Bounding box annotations
-- BEGIN --

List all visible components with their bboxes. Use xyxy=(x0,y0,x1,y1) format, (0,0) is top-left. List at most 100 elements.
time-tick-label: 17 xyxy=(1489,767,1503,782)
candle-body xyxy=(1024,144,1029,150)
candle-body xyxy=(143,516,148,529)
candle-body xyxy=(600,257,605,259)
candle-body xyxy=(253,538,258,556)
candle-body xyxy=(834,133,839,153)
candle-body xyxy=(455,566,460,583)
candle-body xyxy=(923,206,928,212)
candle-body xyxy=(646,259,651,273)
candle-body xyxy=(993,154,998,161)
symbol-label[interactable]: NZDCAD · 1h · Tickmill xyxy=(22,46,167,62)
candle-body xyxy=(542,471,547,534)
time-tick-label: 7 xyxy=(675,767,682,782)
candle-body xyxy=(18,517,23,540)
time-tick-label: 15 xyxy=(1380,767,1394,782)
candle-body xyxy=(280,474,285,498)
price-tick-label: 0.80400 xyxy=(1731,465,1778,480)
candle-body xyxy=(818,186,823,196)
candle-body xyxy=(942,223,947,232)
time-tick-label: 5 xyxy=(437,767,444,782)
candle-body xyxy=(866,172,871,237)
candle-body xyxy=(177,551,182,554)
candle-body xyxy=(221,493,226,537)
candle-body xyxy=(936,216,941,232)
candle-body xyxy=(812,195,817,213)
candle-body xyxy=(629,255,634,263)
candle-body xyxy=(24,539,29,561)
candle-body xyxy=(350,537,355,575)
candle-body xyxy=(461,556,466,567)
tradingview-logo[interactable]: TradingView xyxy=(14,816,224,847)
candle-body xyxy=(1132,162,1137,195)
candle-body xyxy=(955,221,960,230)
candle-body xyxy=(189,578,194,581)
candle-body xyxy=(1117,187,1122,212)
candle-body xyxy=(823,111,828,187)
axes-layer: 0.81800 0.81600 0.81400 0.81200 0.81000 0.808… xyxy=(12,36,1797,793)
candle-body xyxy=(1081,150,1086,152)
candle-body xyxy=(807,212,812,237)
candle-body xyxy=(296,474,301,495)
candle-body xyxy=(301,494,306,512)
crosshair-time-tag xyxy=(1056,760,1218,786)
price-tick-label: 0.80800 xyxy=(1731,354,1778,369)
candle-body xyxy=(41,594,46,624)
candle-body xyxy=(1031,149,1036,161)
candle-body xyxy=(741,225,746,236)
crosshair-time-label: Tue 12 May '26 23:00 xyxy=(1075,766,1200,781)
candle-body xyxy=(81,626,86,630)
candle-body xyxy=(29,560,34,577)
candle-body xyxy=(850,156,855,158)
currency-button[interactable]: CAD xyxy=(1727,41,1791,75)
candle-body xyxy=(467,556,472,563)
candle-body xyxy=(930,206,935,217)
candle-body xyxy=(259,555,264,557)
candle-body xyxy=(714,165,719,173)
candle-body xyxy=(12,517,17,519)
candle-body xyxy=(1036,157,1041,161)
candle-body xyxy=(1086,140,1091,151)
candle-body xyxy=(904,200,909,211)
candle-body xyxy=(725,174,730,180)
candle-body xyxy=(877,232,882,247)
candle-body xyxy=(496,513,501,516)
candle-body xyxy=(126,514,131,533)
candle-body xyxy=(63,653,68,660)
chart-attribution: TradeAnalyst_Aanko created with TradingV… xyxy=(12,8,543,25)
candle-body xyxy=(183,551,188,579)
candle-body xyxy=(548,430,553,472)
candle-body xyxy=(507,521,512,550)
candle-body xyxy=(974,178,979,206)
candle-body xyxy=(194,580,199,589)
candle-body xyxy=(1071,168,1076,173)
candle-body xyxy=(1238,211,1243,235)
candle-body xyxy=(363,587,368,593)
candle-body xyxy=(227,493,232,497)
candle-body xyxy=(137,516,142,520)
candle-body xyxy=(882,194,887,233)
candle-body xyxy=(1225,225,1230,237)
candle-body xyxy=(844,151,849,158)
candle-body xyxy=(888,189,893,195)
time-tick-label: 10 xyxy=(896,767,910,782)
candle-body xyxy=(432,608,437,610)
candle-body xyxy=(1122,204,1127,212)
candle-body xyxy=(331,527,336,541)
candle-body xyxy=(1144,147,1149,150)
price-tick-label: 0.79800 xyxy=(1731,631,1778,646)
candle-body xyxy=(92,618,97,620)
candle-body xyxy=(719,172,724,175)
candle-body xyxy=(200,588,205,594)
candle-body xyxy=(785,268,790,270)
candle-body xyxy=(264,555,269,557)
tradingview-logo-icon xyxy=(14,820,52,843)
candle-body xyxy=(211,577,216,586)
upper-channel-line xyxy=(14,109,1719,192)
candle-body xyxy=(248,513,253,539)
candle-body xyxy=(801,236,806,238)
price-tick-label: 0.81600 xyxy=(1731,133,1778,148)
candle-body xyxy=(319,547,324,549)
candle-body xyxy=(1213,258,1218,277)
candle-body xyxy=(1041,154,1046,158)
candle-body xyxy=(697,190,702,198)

-- END --

— EXERCISE REQUIREMENTS —
Please write out all of the material above again, line for line, with nothing changed.

— CORRECT RESPONSE —
List all visible components with their bboxes. Use xyxy=(x0,y0,x1,y1) format, (0,0) is top-left. List at most 100 elements.
time-tick-label: 17 xyxy=(1489,767,1503,782)
candle-body xyxy=(1024,144,1029,150)
candle-body xyxy=(143,516,148,529)
candle-body xyxy=(600,257,605,259)
candle-body xyxy=(253,538,258,556)
candle-body xyxy=(834,133,839,153)
candle-body xyxy=(455,566,460,583)
candle-body xyxy=(923,206,928,212)
candle-body xyxy=(646,259,651,273)
candle-body xyxy=(993,154,998,161)
symbol-label[interactable]: NZDCAD · 1h · Tickmill xyxy=(22,46,167,62)
candle-body xyxy=(542,471,547,534)
time-tick-label: 7 xyxy=(675,767,682,782)
candle-body xyxy=(18,517,23,540)
time-tick-label: 15 xyxy=(1380,767,1394,782)
candle-body xyxy=(280,474,285,498)
price-tick-label: 0.80400 xyxy=(1731,465,1778,480)
candle-body xyxy=(818,186,823,196)
candle-body xyxy=(942,223,947,232)
time-tick-label: 5 xyxy=(437,767,444,782)
candle-body xyxy=(866,172,871,237)
candle-body xyxy=(177,551,182,554)
candle-body xyxy=(221,493,226,537)
candle-body xyxy=(936,216,941,232)
candle-body xyxy=(812,195,817,213)
candle-body xyxy=(629,255,634,263)
candle-body xyxy=(24,539,29,561)
candle-body xyxy=(350,537,355,575)
candle-body xyxy=(461,556,466,567)
tradingview-logo[interactable]: TradingView xyxy=(14,816,224,847)
candle-body xyxy=(1132,162,1137,195)
candle-body xyxy=(955,221,960,230)
candle-body xyxy=(189,578,194,581)
candle-body xyxy=(1117,187,1122,212)
candle-body xyxy=(823,111,828,187)
axes-layer: 0.81800 0.81600 0.81400 0.81200 0.81000 0.808… xyxy=(12,36,1797,793)
candle-body xyxy=(1081,150,1086,152)
candle-body xyxy=(807,212,812,237)
candle-body xyxy=(296,474,301,495)
candle-body xyxy=(301,494,306,512)
crosshair-time-tag xyxy=(1056,760,1218,786)
price-tick-label: 0.80800 xyxy=(1731,354,1778,369)
candle-body xyxy=(41,594,46,624)
candle-body xyxy=(1031,149,1036,161)
candle-body xyxy=(741,225,746,236)
crosshair-time-label: Tue 12 May '26 23:00 xyxy=(1075,766,1200,781)
candle-body xyxy=(81,626,86,630)
candle-body xyxy=(29,560,34,577)
candle-body xyxy=(850,156,855,158)
currency-button[interactable]: CAD xyxy=(1727,41,1791,75)
candle-body xyxy=(467,556,472,563)
candle-body xyxy=(930,206,935,217)
candle-body xyxy=(259,555,264,557)
candle-body xyxy=(714,165,719,173)
candle-body xyxy=(12,517,17,519)
candle-body xyxy=(1036,157,1041,161)
candle-body xyxy=(1086,140,1091,151)
candle-body xyxy=(904,200,909,211)
candle-body xyxy=(725,174,730,180)
candle-body xyxy=(877,232,882,247)
candle-body xyxy=(496,513,501,516)
candle-body xyxy=(126,514,131,533)
candle-body xyxy=(63,653,68,660)
chart-attribution: TradeAnalyst_Aanko created with TradingV… xyxy=(12,8,543,25)
candle-body xyxy=(183,551,188,579)
candle-body xyxy=(548,430,553,472)
candle-body xyxy=(507,521,512,550)
candle-body xyxy=(974,178,979,206)
candle-body xyxy=(194,580,199,589)
candle-body xyxy=(1071,168,1076,173)
candle-body xyxy=(1238,211,1243,235)
candle-body xyxy=(363,587,368,593)
candle-body xyxy=(227,493,232,497)
candle-body xyxy=(137,516,142,520)
candle-body xyxy=(882,194,887,233)
candle-body xyxy=(1225,225,1230,237)
candle-body xyxy=(844,151,849,158)
candle-body xyxy=(888,189,893,195)
time-tick-label: 10 xyxy=(896,767,910,782)
candle-body xyxy=(432,608,437,610)
candle-body xyxy=(1122,204,1127,212)
candle-body xyxy=(331,527,336,541)
candle-body xyxy=(1144,147,1149,150)
price-tick-label: 0.79800 xyxy=(1731,631,1778,646)
candle-body xyxy=(92,618,97,620)
candle-body xyxy=(719,172,724,175)
candle-body xyxy=(200,588,205,594)
candle-body xyxy=(785,268,790,270)
candle-body xyxy=(264,555,269,557)
tradingview-logo-icon xyxy=(14,820,52,843)
candle-body xyxy=(211,577,216,586)
upper-channel-line xyxy=(14,109,1719,192)
candle-body xyxy=(248,513,253,539)
candle-body xyxy=(801,236,806,238)
price-tick-label: 0.81600 xyxy=(1731,133,1778,148)
candle-body xyxy=(319,547,324,549)
candle-body xyxy=(1213,258,1218,277)
candle-body xyxy=(1041,154,1046,158)
candle-body xyxy=(697,190,702,198)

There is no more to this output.